START

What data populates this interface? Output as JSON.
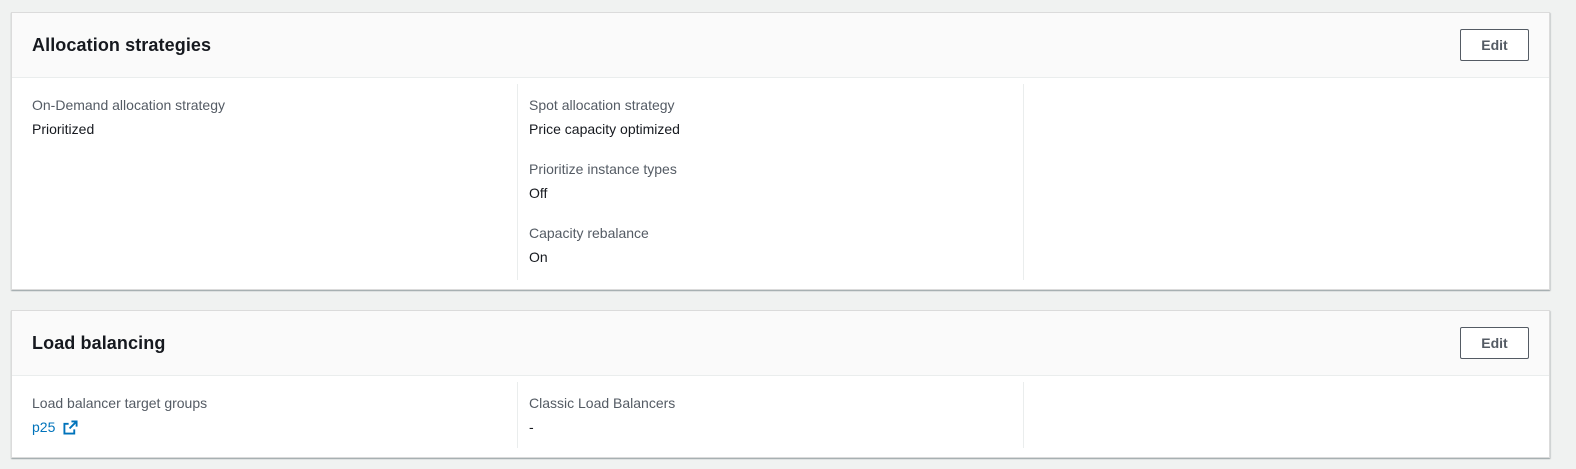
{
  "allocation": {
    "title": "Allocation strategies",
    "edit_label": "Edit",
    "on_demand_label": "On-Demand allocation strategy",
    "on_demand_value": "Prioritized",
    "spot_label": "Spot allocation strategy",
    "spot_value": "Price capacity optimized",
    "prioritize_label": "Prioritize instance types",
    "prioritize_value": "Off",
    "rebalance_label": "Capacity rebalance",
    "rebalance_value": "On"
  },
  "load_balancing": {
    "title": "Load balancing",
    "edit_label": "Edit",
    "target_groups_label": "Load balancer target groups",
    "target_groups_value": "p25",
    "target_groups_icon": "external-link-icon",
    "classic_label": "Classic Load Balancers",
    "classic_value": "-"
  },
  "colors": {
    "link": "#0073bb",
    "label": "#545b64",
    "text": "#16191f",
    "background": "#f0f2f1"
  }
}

END
START

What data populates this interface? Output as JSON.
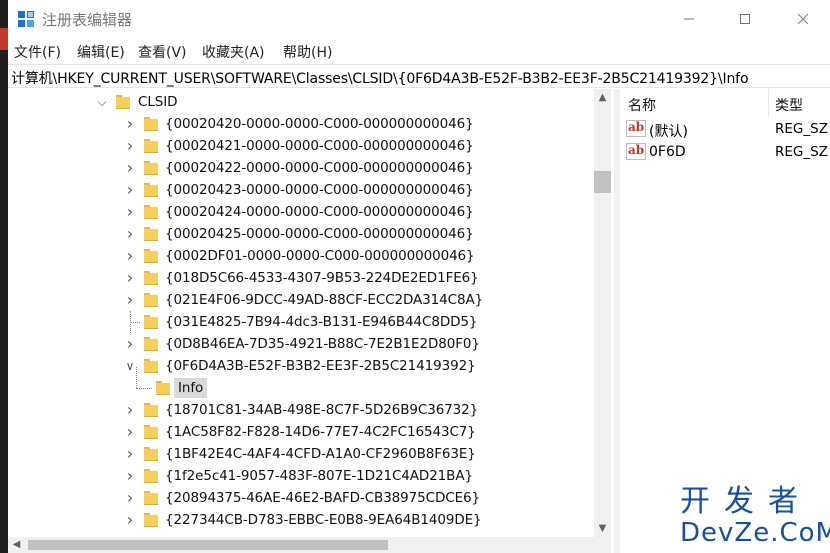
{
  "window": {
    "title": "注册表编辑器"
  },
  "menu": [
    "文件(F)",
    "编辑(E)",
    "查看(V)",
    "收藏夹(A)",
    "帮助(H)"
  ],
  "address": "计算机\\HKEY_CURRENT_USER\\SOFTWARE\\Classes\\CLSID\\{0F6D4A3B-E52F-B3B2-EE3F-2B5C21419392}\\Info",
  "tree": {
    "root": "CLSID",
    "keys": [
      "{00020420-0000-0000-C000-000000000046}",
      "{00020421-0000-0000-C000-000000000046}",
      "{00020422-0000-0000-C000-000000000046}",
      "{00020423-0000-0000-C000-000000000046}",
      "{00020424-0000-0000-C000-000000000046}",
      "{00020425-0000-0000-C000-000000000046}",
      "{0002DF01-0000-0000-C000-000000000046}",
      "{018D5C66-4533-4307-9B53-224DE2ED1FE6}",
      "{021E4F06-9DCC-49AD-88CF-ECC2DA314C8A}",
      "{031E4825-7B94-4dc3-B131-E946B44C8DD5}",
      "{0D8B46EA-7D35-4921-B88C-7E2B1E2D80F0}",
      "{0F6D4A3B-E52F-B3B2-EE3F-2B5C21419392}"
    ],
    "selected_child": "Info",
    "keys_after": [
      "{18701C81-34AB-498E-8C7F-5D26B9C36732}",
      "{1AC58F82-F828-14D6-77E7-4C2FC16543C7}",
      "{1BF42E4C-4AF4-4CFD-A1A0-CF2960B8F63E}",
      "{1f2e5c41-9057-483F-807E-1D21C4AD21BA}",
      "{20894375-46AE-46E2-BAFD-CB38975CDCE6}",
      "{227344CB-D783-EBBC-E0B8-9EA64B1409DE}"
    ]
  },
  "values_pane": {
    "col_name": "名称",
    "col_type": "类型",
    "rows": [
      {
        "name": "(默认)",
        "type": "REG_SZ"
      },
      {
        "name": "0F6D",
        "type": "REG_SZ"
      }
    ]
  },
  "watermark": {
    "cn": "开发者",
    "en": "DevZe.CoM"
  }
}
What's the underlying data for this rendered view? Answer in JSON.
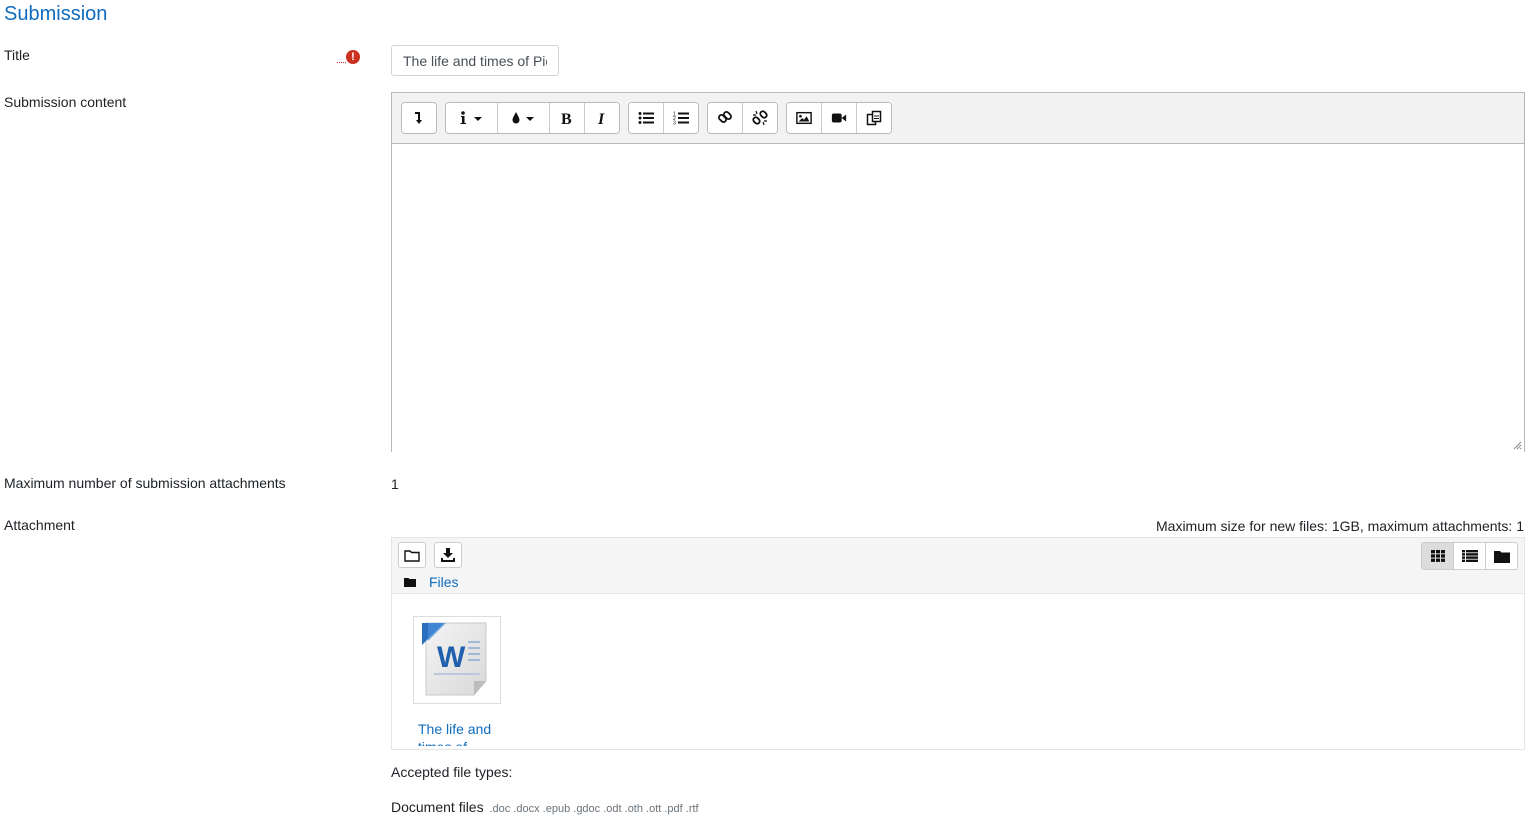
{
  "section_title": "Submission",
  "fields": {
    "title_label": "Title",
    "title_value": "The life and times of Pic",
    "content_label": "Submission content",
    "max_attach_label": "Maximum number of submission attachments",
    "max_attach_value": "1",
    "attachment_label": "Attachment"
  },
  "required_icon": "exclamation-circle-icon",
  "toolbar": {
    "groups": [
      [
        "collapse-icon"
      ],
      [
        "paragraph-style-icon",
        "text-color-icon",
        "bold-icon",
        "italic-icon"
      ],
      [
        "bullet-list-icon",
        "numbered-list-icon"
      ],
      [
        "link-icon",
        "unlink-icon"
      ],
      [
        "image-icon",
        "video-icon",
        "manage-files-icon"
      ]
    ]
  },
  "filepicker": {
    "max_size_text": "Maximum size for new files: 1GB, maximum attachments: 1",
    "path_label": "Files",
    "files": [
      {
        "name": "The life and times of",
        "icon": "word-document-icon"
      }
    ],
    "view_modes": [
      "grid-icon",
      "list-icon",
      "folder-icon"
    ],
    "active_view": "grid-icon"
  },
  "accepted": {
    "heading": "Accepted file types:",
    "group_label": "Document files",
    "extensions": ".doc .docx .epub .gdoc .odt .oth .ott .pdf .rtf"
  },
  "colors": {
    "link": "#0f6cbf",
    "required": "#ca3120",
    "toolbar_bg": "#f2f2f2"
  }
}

END

→ **Aim of the task**
Check each line above for the word "list" and give the number of lines that have it, nothing else.

→ **Reply**
3